● Exercise
Exactly as written, please set down all of the entries again, with no pictures.
start Task input
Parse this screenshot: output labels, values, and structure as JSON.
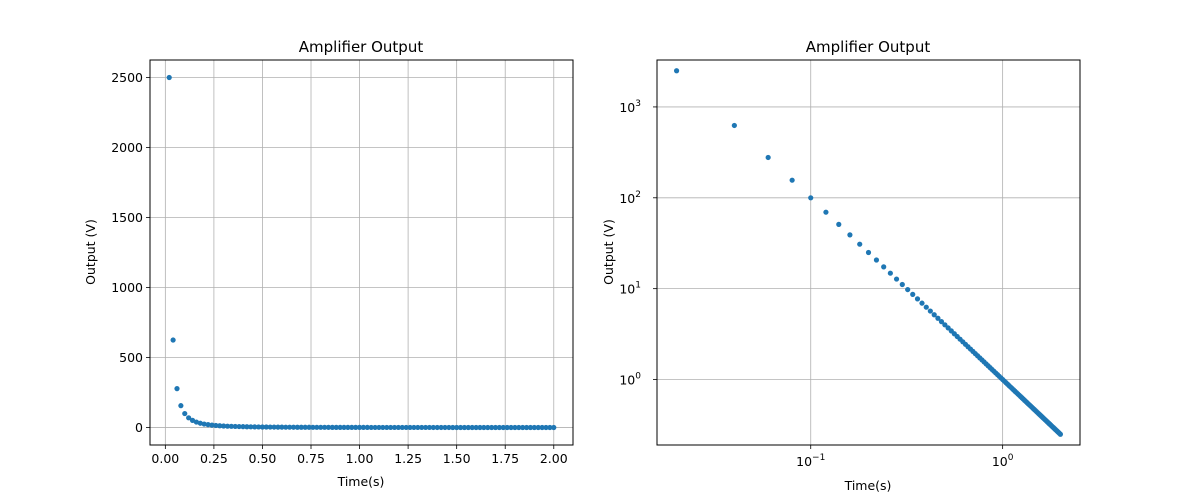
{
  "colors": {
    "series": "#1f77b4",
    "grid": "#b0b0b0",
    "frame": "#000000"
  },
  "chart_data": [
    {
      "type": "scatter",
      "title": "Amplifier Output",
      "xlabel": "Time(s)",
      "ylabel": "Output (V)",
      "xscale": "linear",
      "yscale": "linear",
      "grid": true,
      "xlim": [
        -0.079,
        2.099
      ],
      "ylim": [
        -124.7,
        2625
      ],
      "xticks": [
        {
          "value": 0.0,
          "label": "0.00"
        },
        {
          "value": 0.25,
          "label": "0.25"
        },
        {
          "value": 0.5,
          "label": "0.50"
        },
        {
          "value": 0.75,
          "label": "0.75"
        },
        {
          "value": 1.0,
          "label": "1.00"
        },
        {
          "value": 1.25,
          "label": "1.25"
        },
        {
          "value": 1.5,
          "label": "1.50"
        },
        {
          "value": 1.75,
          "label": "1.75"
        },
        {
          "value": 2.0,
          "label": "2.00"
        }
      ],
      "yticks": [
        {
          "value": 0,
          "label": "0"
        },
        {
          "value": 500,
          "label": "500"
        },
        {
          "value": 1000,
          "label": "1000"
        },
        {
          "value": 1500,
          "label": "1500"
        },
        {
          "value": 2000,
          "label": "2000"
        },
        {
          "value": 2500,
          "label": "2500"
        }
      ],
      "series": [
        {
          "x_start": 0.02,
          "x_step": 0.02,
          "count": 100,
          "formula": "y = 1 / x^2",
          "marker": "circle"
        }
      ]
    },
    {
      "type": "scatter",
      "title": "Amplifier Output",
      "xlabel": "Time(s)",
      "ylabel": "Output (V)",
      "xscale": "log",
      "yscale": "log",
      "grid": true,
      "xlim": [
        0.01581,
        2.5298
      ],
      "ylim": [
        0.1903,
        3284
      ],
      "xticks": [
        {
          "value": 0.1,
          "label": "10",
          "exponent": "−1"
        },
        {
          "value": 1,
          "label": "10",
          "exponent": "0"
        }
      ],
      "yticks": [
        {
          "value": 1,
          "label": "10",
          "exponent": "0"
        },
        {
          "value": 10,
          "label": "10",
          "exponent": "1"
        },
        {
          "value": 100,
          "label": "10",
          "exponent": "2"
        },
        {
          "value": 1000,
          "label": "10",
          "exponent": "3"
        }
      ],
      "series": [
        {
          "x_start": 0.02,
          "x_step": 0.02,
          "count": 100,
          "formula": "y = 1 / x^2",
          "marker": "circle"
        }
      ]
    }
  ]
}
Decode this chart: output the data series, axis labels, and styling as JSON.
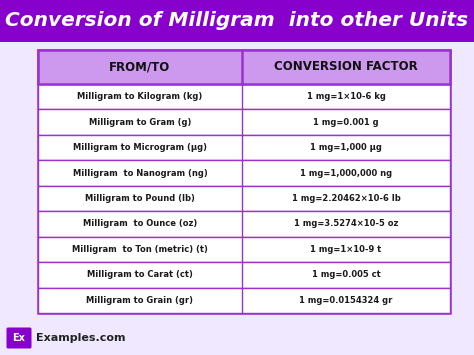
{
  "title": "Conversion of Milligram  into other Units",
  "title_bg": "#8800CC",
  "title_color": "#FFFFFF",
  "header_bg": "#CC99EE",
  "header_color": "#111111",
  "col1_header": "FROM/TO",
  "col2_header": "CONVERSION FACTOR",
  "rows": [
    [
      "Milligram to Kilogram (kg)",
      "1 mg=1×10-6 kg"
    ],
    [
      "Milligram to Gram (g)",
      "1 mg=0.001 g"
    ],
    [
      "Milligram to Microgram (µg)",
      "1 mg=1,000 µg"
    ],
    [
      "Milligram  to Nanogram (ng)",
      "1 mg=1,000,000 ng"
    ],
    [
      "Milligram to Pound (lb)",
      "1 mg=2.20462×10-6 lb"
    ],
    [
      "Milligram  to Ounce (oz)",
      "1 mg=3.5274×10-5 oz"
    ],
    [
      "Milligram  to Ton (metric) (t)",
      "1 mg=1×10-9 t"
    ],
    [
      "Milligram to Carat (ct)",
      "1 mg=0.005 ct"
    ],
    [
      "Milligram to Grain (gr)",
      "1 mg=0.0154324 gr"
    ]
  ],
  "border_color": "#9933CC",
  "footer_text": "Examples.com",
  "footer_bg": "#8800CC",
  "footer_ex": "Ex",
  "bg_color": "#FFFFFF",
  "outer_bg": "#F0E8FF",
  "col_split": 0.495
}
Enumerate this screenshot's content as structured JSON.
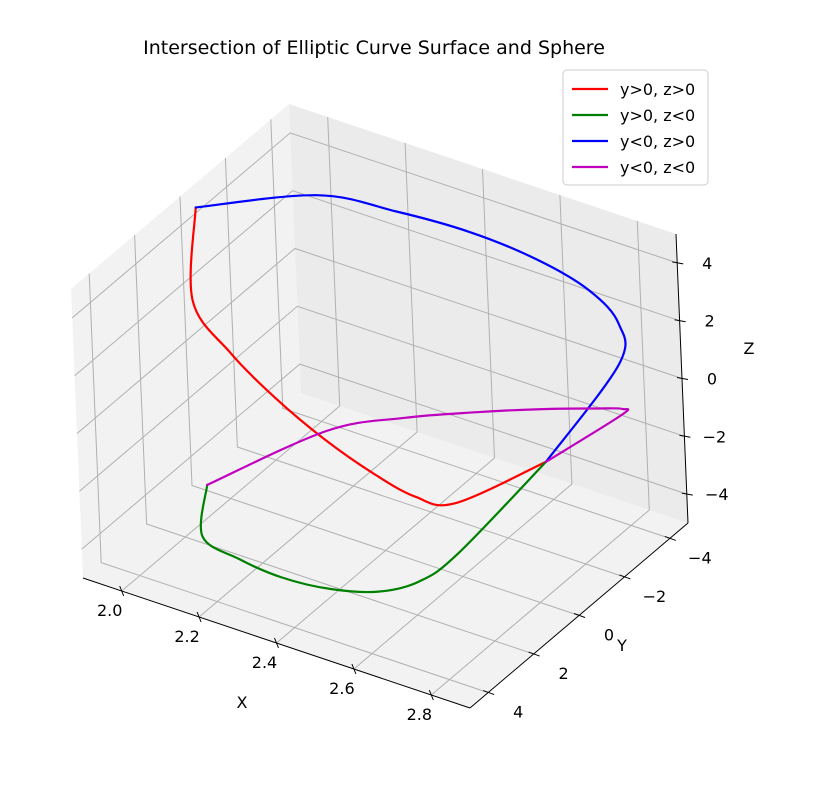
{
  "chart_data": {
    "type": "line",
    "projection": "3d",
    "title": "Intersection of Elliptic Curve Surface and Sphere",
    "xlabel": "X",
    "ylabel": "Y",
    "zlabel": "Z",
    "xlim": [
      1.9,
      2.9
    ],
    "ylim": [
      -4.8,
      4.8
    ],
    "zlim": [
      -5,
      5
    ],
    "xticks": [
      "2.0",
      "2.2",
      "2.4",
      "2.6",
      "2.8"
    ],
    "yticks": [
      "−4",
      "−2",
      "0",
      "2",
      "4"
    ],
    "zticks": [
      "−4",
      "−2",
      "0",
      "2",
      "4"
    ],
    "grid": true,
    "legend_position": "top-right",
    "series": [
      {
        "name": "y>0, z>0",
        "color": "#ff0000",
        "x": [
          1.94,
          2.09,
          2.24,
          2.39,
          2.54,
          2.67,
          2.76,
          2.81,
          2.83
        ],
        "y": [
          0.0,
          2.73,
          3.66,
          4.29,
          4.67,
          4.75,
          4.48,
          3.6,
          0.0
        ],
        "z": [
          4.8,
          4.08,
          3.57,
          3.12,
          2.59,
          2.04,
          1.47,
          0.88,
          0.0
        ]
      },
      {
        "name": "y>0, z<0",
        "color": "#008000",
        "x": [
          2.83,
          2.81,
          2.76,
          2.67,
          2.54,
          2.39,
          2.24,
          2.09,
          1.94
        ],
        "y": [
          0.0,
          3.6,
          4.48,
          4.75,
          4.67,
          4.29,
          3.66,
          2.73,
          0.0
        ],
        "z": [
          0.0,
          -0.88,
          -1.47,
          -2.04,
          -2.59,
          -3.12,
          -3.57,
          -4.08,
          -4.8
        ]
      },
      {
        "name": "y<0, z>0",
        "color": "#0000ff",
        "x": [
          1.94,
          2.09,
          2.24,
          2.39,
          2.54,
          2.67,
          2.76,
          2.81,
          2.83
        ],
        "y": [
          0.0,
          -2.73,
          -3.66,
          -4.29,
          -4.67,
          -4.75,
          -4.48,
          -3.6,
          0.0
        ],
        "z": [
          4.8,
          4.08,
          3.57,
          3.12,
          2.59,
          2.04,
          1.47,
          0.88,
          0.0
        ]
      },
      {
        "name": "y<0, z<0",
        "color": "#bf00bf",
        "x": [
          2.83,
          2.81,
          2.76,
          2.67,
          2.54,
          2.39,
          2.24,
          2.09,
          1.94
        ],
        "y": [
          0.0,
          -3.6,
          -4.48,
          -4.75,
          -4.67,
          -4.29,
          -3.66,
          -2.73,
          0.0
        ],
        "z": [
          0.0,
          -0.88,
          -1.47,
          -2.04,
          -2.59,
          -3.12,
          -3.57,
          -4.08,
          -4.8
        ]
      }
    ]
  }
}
end Task input
● Task response
Parse this screenshot: output labels, values, and structure as JSON.
{
  "colors": {
    "series": "#1f77b4",
    "grid": "#b0b0b0",
    "frame": "#000000"
  },
  "chart_data": [
    {
      "type": "scatter",
      "title": "Amplifier Output",
      "xlabel": "Time(s)",
      "ylabel": "Output (V)",
      "xscale": "linear",
      "yscale": "linear",
      "grid": true,
      "xlim": [
        -0.079,
        2.099
      ],
      "ylim": [
        -124.7,
        2625
      ],
      "xticks": [
        {
          "value": 0.0,
          "label": "0.00"
        },
        {
          "value": 0.25,
          "label": "0.25"
        },
        {
          "value": 0.5,
          "label": "0.50"
        },
        {
          "value": 0.75,
          "label": "0.75"
        },
        {
          "value": 1.0,
          "label": "1.00"
        },
        {
          "value": 1.25,
          "label": "1.25"
        },
        {
          "value": 1.5,
          "label": "1.50"
        },
        {
          "value": 1.75,
          "label": "1.75"
        },
        {
          "value": 2.0,
          "label": "2.00"
        }
      ],
      "yticks": [
        {
          "value": 0,
          "label": "0"
        },
        {
          "value": 500,
          "label": "500"
        },
        {
          "value": 1000,
          "label": "1000"
        },
        {
          "value": 1500,
          "label": "1500"
        },
        {
          "value": 2000,
          "label": "2000"
        },
        {
          "value": 2500,
          "label": "2500"
        }
      ],
      "series": [
        {
          "x_start": 0.02,
          "x_step": 0.02,
          "count": 100,
          "formula": "y = 1 / x^2",
          "marker": "circle"
        }
      ]
    },
    {
      "type": "scatter",
      "title": "Amplifier Output",
      "xlabel": "Time(s)",
      "ylabel": "Output (V)",
      "xscale": "log",
      "yscale": "log",
      "grid": true,
      "xlim": [
        0.01581,
        2.5298
      ],
      "ylim": [
        0.1903,
        3284
      ],
      "xticks": [
        {
          "value": 0.1,
          "label": "10",
          "exponent": "−1"
        },
        {
          "value": 1,
          "label": "10",
          "exponent": "0"
        }
      ],
      "yticks": [
        {
          "value": 1,
          "label": "10",
          "exponent": "0"
        },
        {
          "value": 10,
          "label": "10",
          "exponent": "1"
        },
        {
          "value": 100,
          "label": "10",
          "exponent": "2"
        },
        {
          "value": 1000,
          "label": "10",
          "exponent": "3"
        }
      ],
      "series": [
        {
          "x_start": 0.02,
          "x_step": 0.02,
          "count": 100,
          "formula": "y = 1 / x^2",
          "marker": "circle"
        }
      ]
    }
  ]
}
Decode this chart: output the data series, axis labels, and styling as JSON.
{
  "title": "Conversion of Milligram  into other Units",
  "title_bg": "#8800CC",
  "title_color": "#FFFFFF",
  "header_bg": "#CC99EE",
  "header_color": "#111111",
  "col1_header": "FROM/TO",
  "col2_header": "CONVERSION FACTOR",
  "rows": [
    [
      "Milligram to Kilogram (kg)",
      "1 mg=1×10-6 kg"
    ],
    [
      "Milligram to Gram (g)",
      "1 mg=0.001 g"
    ],
    [
      "Milligram to Microgram (µg)",
      "1 mg=1,000 µg"
    ],
    [
      "Milligram  to Nanogram (ng)",
      "1 mg=1,000,000 ng"
    ],
    [
      "Milligram to Pound (lb)",
      "1 mg=2.20462×10-6 lb"
    ],
    [
      "Milligram  to Ounce (oz)",
      "1 mg=3.5274×10-5 oz"
    ],
    [
      "Milligram  to Ton (metric) (t)",
      "1 mg=1×10-9 t"
    ],
    [
      "Milligram to Carat (ct)",
      "1 mg=0.005 ct"
    ],
    [
      "Milligram to Grain (gr)",
      "1 mg=0.0154324 gr"
    ]
  ],
  "border_color": "#9933CC",
  "footer_text": "Examples.com",
  "footer_bg": "#8800CC",
  "footer_ex": "Ex",
  "bg_color": "#FFFFFF",
  "outer_bg": "#F0E8FF",
  "col_split": 0.495
}
Enumerate this screenshot's content as structured JSON.
{
  "chart_data": {
    "type": "line",
    "projection": "3d",
    "title": "Intersection of Elliptic Curve Surface and Sphere",
    "xlabel": "X",
    "ylabel": "Y",
    "zlabel": "Z",
    "xlim": [
      1.9,
      2.9
    ],
    "ylim": [
      -4.8,
      4.8
    ],
    "zlim": [
      -5,
      5
    ],
    "xticks": [
      "2.0",
      "2.2",
      "2.4",
      "2.6",
      "2.8"
    ],
    "yticks": [
      "−4",
      "−2",
      "0",
      "2",
      "4"
    ],
    "zticks": [
      "−4",
      "−2",
      "0",
      "2",
      "4"
    ],
    "grid": true,
    "legend_position": "top-right",
    "series": [
      {
        "name": "y>0, z>0",
        "color": "#ff0000",
        "x": [
          1.94,
          2.09,
          2.24,
          2.39,
          2.54,
          2.67,
          2.76,
          2.81,
          2.83
        ],
        "y": [
          0.0,
          2.73,
          3.66,
          4.29,
          4.67,
          4.75,
          4.48,
          3.6,
          0.0
        ],
        "z": [
          4.8,
          4.08,
          3.57,
          3.12,
          2.59,
          2.04,
          1.47,
          0.88,
          0.0
        ]
      },
      {
        "name": "y>0, z<0",
        "color": "#008000",
        "x": [
          2.83,
          2.81,
          2.76,
          2.67,
          2.54,
          2.39,
          2.24,
          2.09,
          1.94
        ],
        "y": [
          0.0,
          3.6,
          4.48,
          4.75,
          4.67,
          4.29,
          3.66,
          2.73,
          0.0
        ],
        "z": [
          0.0,
          -0.88,
          -1.47,
          -2.04,
          -2.59,
          -3.12,
          -3.57,
          -4.08,
          -4.8
        ]
      },
      {
        "name": "y<0, z>0",
        "color": "#0000ff",
        "x": [
          1.94,
          2.09,
          2.24,
          2.39,
          2.54,
          2.67,
          2.76,
          2.81,
          2.83
        ],
        "y": [
          0.0,
          -2.73,
          -3.66,
          -4.29,
          -4.67,
          -4.75,
          -4.48,
          -3.6,
          0.0
        ],
        "z": [
          4.8,
          4.08,
          3.57,
          3.12,
          2.59,
          2.04,
          1.47,
          0.88,
          0.0
        ]
      },
      {
        "name": "y<0, z<0",
        "color": "#bf00bf",
        "x": [
          2.83,
          2.81,
          2.76,
          2.67,
          2.54,
          2.39,
          2.24,
          2.09,
          1.94
        ],
        "y": [
          0.0,
          -3.6,
          -4.48,
          -4.75,
          -4.67,
          -4.29,
          -3.66,
          -2.73,
          0.0
        ],
        "z": [
          0.0,
          -0.88,
          -1.47,
          -2.04,
          -2.59,
          -3.12,
          -3.57,
          -4.08,
          -4.8
        ]
      }
    ]
  }
}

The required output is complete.